*Exercise brief*. Restate the listing below word for word, omitting any images.

*Material provided*.
________________

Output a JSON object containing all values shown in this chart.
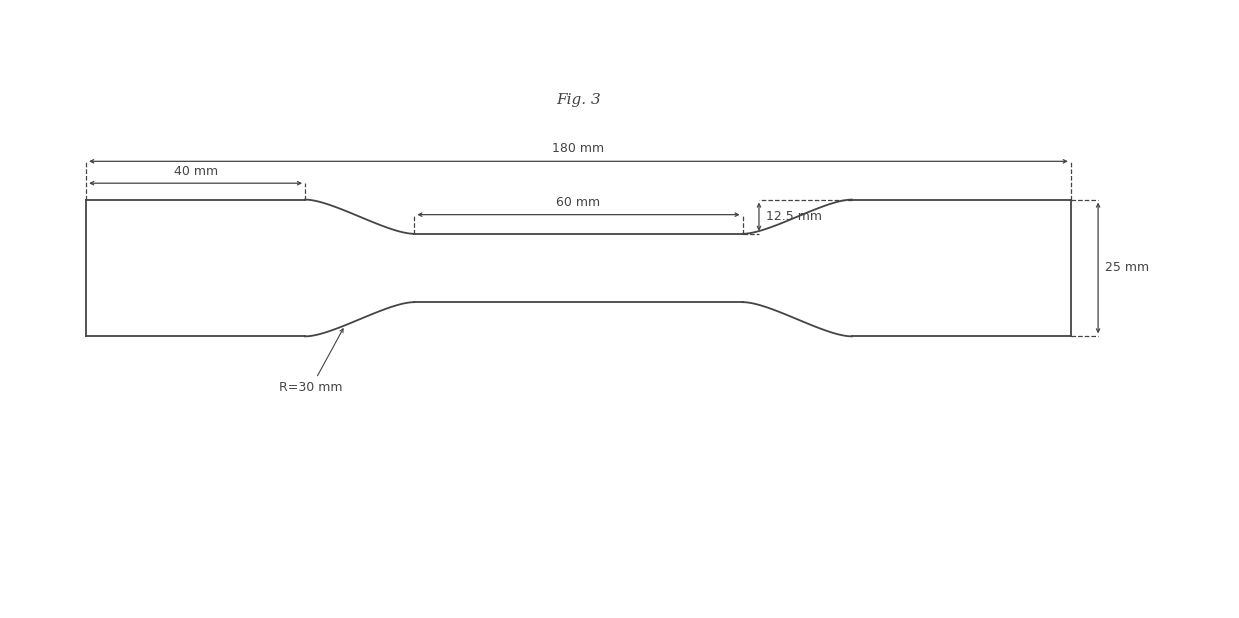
{
  "title": "Fig. 3",
  "label_180": "180 mm",
  "label_40": "40 mm",
  "label_60": "60 mm",
  "label_125": "12.5 mm",
  "label_25": "25 mm",
  "label_R": "R=30 mm",
  "line_color": "#444444",
  "bg_color": "#ffffff",
  "fig_width": 12.39,
  "fig_height": 6.18,
  "dpi": 100,
  "xlim": [
    -15,
    210
  ],
  "ylim": [
    -45,
    55
  ]
}
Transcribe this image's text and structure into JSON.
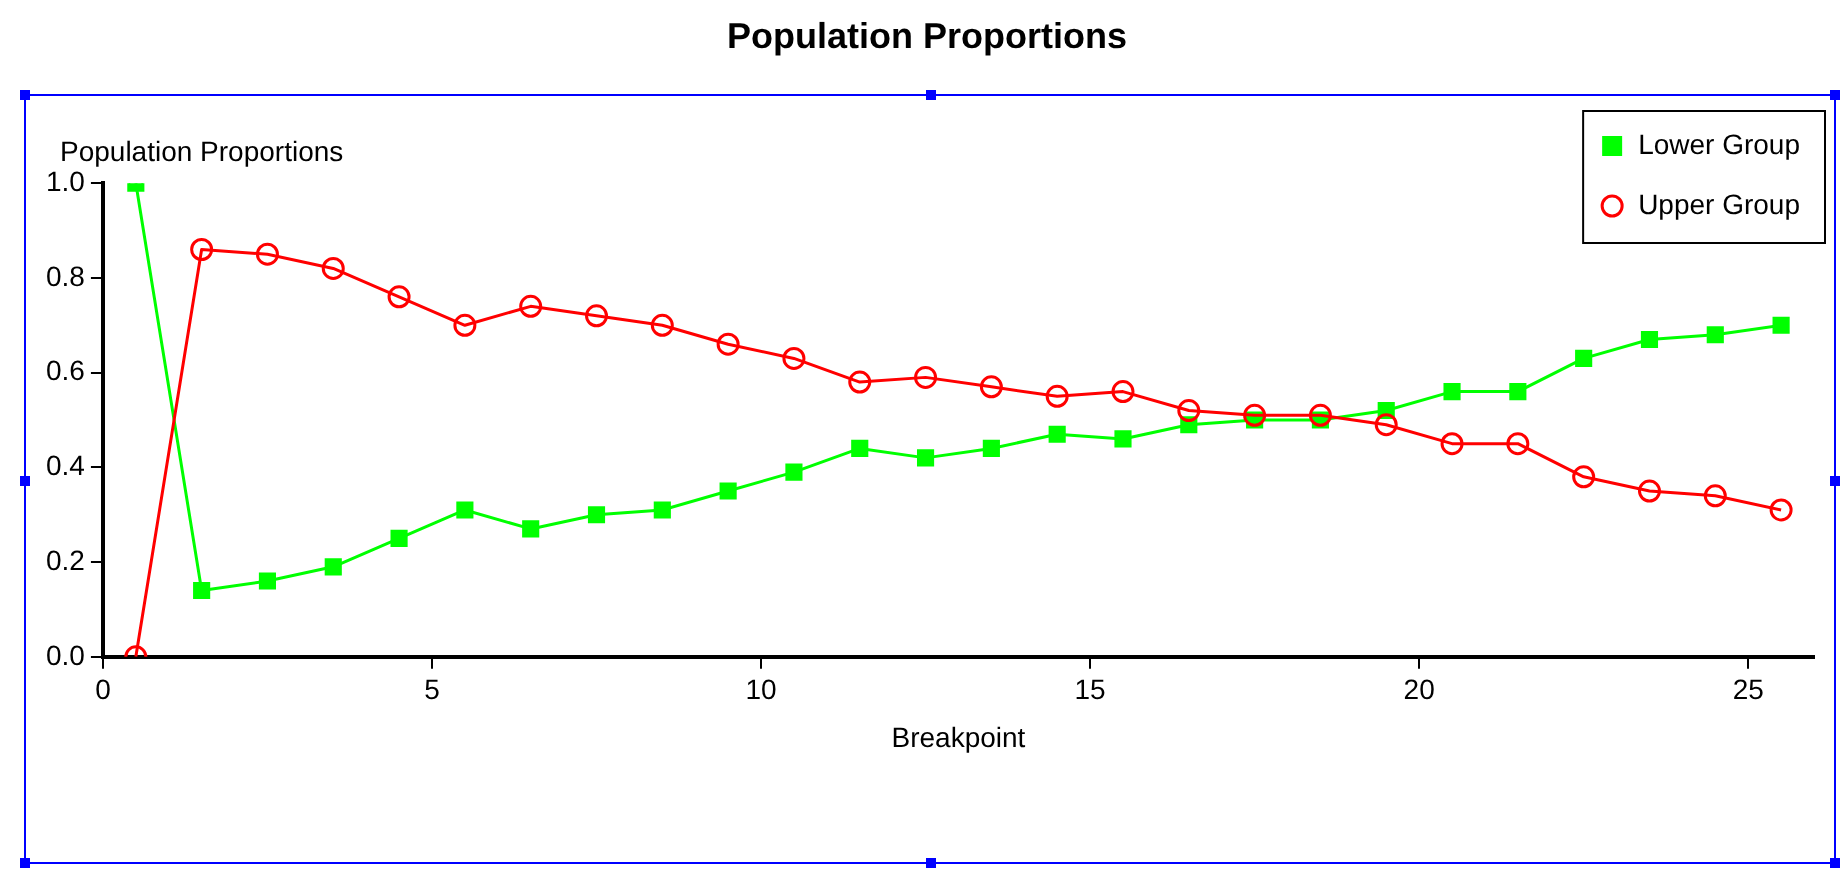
{
  "chart_data": {
    "type": "line",
    "title": "Population Proportions",
    "ylabel": "Population Proportions",
    "xlabel": "Breakpoint",
    "x": [
      0.5,
      1.5,
      2.5,
      3.5,
      4.5,
      5.5,
      6.5,
      7.5,
      8.5,
      9.5,
      10.5,
      11.5,
      12.5,
      13.5,
      14.5,
      15.5,
      16.5,
      17.5,
      18.5,
      19.5,
      20.5,
      21.5,
      22.5,
      23.5,
      24.5,
      25.5
    ],
    "series": [
      {
        "name": "Lower Group",
        "color": "#00ff00",
        "marker": "square",
        "values": [
          1.0,
          0.14,
          0.16,
          0.19,
          0.25,
          0.31,
          0.27,
          0.3,
          0.31,
          0.35,
          0.39,
          0.44,
          0.42,
          0.44,
          0.47,
          0.46,
          0.49,
          0.5,
          0.5,
          0.52,
          0.56,
          0.56,
          0.63,
          0.67,
          0.68,
          0.7
        ]
      },
      {
        "name": "Upper Group",
        "color": "#ff0000",
        "marker": "circle",
        "values": [
          0.0,
          0.86,
          0.85,
          0.82,
          0.76,
          0.7,
          0.74,
          0.72,
          0.7,
          0.66,
          0.63,
          0.58,
          0.59,
          0.57,
          0.55,
          0.56,
          0.52,
          0.51,
          0.51,
          0.49,
          0.45,
          0.45,
          0.38,
          0.35,
          0.34,
          0.31
        ]
      }
    ],
    "xlim": [
      0,
      26
    ],
    "xticks": [
      0,
      5,
      10,
      15,
      20,
      25
    ],
    "ylim": [
      0,
      1
    ],
    "yticks": [
      {
        "value": 0,
        "label": "0.0"
      },
      {
        "value": 0.2,
        "label": "0.2"
      },
      {
        "value": 0.4,
        "label": "0.4"
      },
      {
        "value": 0.6,
        "label": "0.6"
      },
      {
        "value": 0.8,
        "label": "0.8"
      },
      {
        "value": 1,
        "label": "1.0"
      }
    ],
    "grid": false,
    "legend": "top right",
    "line_style": "solid"
  }
}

________________

*Complete answer*.
Output a JSON object containing all values shown in this chart.
{
  "title": "Fig. 3",
  "label_180": "180 mm",
  "label_40": "40 mm",
  "label_60": "60 mm",
  "label_125": "12.5 mm",
  "label_25": "25 mm",
  "label_R": "R=30 mm",
  "line_color": "#444444",
  "bg_color": "#ffffff",
  "fig_width": 12.39,
  "fig_height": 6.18,
  "dpi": 100,
  "xlim": [
    -15,
    210
  ],
  "ylim": [
    -45,
    55
  ]
}
Transcribe this image's text and structure into JSON.
{
  "chart_data": {
    "type": "line",
    "title": "Population Proportions",
    "ylabel": "Population Proportions",
    "xlabel": "Breakpoint",
    "x": [
      0.5,
      1.5,
      2.5,
      3.5,
      4.5,
      5.5,
      6.5,
      7.5,
      8.5,
      9.5,
      10.5,
      11.5,
      12.5,
      13.5,
      14.5,
      15.5,
      16.5,
      17.5,
      18.5,
      19.5,
      20.5,
      21.5,
      22.5,
      23.5,
      24.5,
      25.5
    ],
    "series": [
      {
        "name": "Lower Group",
        "color": "#00ff00",
        "marker": "square",
        "values": [
          1.0,
          0.14,
          0.16,
          0.19,
          0.25,
          0.31,
          0.27,
          0.3,
          0.31,
          0.35,
          0.39,
          0.44,
          0.42,
          0.44,
          0.47,
          0.46,
          0.49,
          0.5,
          0.5,
          0.52,
          0.56,
          0.56,
          0.63,
          0.67,
          0.68,
          0.7
        ]
      },
      {
        "name": "Upper Group",
        "color": "#ff0000",
        "marker": "circle",
        "values": [
          0.0,
          0.86,
          0.85,
          0.82,
          0.76,
          0.7,
          0.74,
          0.72,
          0.7,
          0.66,
          0.63,
          0.58,
          0.59,
          0.57,
          0.55,
          0.56,
          0.52,
          0.51,
          0.51,
          0.49,
          0.45,
          0.45,
          0.38,
          0.35,
          0.34,
          0.31
        ]
      }
    ],
    "xlim": [
      0,
      26
    ],
    "xticks": [
      0,
      5,
      10,
      15,
      20,
      25
    ],
    "ylim": [
      0,
      1
    ],
    "yticks": [
      {
        "value": 0,
        "label": "0.0"
      },
      {
        "value": 0.2,
        "label": "0.2"
      },
      {
        "value": 0.4,
        "label": "0.4"
      },
      {
        "value": 0.6,
        "label": "0.6"
      },
      {
        "value": 0.8,
        "label": "0.8"
      },
      {
        "value": 1,
        "label": "1.0"
      }
    ],
    "grid": false,
    "legend": "top right",
    "line_style": "solid"
  }
}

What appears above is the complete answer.